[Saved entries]
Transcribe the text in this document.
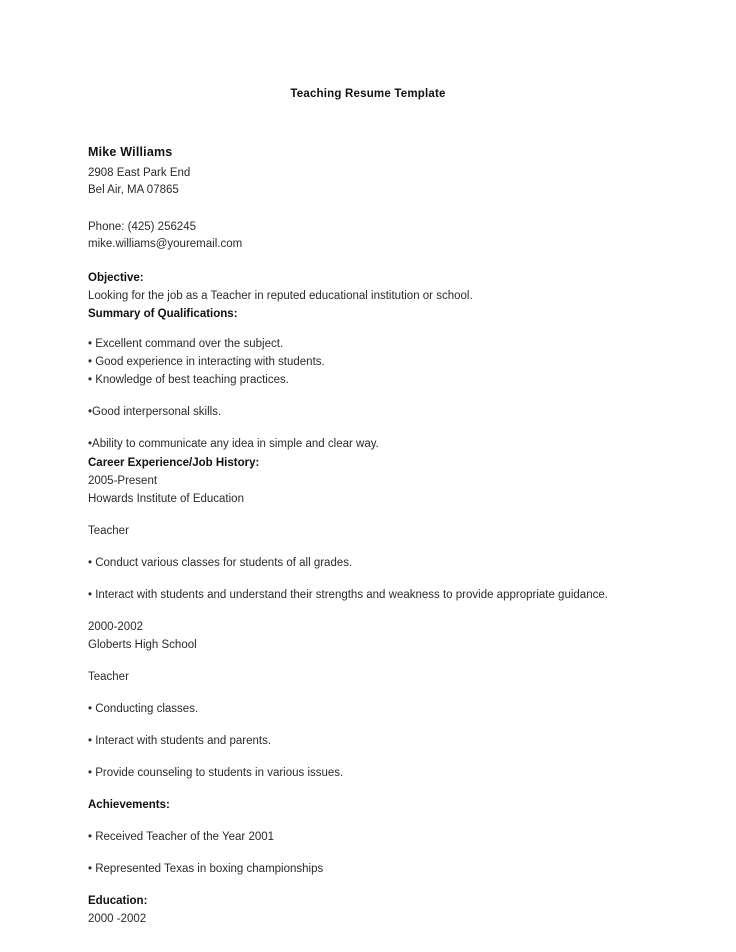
Teaching Resume Template

Mike Williams

2908 East Park End

Bel Air, MA 07865

Phone: (425) 256245

mike.williams@youremail.com

Objective:

Looking for the job as a Teacher in reputed educational institution or school.

Summary of Qualifications:

• Excellent command over the subject.

• Good experience in interacting with students.

• Knowledge of best teaching practices.

•Good interpersonal skills.

•Ability to communicate any idea in simple and clear way.

Career Experience/Job History:

2005-Present

Howards Institute of Education

Teacher

• Conduct various classes for students of all grades.

• Interact with students and understand their strengths and weakness to provide appropriate guidance.

2000-2002

Globerts High School

Teacher

• Conducting classes.

• Interact with students and parents.

• Provide counseling to students in various issues.

Achievements:

• Received Teacher of the Year 2001

• Represented Texas in boxing championships

Education:

2000 -2002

* PROBLEM STATEMENT *
Report only how many lines in the listing contain the string "Teacher".

* RESULT OF THIS EXERCISE *
4